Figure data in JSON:
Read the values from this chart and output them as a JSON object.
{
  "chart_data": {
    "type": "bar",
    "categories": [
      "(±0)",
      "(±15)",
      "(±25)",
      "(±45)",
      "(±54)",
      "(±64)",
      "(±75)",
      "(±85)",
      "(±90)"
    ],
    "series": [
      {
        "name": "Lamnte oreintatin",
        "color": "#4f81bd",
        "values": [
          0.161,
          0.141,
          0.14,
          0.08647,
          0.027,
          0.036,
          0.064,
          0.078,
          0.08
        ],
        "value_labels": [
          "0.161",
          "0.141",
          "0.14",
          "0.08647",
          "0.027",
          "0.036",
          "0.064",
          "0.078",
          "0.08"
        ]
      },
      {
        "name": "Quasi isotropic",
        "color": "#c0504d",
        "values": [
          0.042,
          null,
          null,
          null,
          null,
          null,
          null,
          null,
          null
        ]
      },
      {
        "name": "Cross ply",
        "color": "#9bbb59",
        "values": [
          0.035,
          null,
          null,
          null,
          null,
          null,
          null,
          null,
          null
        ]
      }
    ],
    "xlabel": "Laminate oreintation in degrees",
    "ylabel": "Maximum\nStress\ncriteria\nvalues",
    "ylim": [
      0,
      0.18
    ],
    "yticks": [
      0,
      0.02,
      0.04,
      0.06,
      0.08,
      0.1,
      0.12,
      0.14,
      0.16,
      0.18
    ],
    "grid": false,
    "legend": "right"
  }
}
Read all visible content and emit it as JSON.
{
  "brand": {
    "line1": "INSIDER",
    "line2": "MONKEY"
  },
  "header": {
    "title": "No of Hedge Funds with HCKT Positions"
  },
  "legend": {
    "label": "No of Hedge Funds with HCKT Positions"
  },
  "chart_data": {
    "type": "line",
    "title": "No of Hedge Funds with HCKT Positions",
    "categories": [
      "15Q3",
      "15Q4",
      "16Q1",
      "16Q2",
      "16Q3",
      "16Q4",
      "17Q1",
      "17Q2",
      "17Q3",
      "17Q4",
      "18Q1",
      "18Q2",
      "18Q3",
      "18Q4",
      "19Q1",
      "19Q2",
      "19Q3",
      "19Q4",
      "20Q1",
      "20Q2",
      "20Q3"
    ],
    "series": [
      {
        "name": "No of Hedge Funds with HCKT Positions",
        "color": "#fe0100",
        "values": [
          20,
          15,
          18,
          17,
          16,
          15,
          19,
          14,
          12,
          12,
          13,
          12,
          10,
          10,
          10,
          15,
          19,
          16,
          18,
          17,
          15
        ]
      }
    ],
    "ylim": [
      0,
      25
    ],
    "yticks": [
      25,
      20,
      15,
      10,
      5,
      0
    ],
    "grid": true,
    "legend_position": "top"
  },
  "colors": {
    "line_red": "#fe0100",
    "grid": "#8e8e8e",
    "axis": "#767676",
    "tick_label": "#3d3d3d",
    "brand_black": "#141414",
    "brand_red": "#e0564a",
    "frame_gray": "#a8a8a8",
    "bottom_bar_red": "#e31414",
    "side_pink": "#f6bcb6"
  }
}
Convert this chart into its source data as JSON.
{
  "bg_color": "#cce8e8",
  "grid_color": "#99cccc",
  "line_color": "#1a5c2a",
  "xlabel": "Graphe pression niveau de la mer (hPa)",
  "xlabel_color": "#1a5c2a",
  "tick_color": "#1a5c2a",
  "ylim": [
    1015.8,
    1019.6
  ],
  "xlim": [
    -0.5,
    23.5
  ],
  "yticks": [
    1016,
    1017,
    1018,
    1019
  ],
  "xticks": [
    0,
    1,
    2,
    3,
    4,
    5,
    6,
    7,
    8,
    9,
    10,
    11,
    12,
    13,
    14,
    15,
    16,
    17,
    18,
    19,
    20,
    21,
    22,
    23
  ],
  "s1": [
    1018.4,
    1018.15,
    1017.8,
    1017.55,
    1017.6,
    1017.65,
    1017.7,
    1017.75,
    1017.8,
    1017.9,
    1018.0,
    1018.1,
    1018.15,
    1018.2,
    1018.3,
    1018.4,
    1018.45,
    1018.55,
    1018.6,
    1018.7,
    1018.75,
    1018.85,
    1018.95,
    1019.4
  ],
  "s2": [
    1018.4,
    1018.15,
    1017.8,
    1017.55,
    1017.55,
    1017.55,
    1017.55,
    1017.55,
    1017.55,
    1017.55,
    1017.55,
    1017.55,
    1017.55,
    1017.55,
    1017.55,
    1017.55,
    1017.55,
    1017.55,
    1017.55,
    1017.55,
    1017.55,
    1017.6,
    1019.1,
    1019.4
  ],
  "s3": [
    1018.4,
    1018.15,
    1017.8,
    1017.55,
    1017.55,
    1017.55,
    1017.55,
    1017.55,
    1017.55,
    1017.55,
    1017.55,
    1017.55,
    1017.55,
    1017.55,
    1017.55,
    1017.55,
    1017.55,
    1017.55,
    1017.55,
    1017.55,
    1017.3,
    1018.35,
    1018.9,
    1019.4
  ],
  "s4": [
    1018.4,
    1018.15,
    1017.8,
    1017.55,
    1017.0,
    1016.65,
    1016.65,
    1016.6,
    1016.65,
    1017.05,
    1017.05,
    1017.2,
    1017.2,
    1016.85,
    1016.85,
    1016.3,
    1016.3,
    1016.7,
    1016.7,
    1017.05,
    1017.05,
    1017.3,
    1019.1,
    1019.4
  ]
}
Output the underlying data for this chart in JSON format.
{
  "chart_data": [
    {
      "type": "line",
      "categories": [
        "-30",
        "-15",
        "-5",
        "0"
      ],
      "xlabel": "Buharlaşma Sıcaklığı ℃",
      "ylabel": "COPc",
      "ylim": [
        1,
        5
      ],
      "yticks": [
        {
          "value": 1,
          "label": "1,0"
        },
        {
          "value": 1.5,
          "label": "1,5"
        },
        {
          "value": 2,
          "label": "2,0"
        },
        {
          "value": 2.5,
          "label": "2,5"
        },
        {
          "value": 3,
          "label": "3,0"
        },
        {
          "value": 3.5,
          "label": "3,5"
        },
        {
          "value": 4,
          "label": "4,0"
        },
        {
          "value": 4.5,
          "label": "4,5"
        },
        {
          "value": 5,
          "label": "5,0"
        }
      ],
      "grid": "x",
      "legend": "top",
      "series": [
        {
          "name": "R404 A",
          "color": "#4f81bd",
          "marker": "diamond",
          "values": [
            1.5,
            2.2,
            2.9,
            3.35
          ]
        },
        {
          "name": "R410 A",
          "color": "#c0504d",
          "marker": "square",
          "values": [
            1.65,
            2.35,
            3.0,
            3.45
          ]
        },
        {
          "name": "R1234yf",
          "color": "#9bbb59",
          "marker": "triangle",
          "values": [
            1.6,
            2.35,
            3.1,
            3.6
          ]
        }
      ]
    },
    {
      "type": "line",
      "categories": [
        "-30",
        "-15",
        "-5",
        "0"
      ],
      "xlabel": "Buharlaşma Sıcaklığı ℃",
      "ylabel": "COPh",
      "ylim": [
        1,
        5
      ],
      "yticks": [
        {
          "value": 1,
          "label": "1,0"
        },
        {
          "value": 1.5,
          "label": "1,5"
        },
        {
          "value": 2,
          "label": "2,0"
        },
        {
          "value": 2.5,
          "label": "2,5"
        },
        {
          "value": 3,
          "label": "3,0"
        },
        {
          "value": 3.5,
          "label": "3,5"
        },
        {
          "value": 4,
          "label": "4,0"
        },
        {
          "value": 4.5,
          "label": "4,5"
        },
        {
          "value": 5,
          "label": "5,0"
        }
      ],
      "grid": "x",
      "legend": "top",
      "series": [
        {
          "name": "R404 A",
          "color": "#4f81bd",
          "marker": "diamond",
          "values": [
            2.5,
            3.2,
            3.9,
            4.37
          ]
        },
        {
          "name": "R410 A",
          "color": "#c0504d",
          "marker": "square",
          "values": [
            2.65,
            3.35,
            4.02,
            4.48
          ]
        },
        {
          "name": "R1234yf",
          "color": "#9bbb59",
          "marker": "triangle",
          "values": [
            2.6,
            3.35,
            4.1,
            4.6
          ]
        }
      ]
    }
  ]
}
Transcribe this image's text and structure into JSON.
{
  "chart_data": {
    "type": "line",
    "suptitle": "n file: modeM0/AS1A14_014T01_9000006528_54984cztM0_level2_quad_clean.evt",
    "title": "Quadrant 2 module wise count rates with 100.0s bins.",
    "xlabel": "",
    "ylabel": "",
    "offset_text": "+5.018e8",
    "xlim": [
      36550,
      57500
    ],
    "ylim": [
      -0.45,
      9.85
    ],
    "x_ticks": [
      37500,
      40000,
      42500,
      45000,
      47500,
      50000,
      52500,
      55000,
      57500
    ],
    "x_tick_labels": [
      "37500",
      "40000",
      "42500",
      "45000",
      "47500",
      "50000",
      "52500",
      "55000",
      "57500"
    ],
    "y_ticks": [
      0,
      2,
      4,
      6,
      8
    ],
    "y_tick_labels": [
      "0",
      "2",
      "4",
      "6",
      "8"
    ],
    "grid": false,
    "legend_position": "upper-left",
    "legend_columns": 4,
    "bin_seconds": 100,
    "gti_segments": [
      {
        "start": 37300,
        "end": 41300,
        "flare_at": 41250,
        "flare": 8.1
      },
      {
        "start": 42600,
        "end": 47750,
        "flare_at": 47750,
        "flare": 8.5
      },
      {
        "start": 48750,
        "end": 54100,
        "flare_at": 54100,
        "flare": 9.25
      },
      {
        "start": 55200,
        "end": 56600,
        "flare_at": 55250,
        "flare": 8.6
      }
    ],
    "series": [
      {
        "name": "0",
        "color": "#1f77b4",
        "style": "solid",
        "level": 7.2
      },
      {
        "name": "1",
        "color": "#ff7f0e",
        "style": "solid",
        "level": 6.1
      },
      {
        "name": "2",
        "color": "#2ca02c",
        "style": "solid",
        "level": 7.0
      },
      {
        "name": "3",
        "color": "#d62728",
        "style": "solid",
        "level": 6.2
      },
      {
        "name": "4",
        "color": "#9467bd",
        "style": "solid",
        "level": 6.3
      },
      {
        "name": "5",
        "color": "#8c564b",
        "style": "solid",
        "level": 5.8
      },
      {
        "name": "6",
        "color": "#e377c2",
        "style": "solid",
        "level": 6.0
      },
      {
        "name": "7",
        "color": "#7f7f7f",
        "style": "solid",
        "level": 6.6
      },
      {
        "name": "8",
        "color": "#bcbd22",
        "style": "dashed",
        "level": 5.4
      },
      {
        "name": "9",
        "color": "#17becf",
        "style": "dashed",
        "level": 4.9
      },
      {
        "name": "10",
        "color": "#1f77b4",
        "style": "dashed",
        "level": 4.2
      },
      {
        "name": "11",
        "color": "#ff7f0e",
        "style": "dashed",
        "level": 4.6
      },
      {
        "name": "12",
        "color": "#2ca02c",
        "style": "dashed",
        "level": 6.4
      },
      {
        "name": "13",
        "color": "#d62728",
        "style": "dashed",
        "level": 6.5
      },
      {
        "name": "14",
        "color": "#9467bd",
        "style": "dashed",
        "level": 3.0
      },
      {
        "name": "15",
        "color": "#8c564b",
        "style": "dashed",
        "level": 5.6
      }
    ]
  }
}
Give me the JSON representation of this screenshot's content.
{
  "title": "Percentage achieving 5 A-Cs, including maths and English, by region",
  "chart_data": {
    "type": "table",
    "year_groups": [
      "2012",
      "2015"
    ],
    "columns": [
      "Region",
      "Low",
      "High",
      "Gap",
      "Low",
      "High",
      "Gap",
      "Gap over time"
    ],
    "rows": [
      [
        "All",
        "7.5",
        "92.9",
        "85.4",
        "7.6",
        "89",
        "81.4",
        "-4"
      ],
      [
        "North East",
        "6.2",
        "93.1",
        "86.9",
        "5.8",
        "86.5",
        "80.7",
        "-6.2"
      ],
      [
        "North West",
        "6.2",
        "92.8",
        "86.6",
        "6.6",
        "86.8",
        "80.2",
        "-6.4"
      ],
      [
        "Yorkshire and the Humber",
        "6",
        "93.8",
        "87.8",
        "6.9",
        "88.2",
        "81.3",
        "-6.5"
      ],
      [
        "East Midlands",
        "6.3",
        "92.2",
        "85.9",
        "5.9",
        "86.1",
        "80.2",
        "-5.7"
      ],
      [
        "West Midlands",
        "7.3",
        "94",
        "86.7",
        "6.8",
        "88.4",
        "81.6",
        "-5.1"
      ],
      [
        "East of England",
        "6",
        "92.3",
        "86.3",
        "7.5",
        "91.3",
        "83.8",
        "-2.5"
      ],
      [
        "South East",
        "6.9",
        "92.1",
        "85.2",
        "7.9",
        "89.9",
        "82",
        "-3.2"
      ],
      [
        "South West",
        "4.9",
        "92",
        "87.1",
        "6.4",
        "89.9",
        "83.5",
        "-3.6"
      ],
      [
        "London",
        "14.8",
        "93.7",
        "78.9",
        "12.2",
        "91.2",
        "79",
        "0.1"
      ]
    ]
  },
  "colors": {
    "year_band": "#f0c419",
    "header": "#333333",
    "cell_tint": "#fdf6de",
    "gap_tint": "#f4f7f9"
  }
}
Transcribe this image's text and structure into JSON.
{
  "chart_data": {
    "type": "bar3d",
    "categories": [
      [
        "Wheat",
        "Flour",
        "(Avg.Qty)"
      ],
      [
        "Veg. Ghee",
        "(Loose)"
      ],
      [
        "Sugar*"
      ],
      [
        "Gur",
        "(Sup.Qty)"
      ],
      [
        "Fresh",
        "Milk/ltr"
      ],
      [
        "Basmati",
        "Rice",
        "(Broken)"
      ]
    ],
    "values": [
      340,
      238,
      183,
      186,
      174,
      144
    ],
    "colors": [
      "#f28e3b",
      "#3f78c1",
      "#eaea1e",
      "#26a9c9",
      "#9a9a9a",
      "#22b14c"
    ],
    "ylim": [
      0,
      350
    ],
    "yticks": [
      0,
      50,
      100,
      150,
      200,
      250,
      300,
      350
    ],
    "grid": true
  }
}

▶ _PROBLEM DETAILS_
Go through the lines above. Select every one that has the string "type".

▶ _RESPONSE_
    "type": "bar",
    "type": "line",
      "type": "line",
      "type": "line",
    "type": "line",
    "type": "table",
    "type": "bar3d",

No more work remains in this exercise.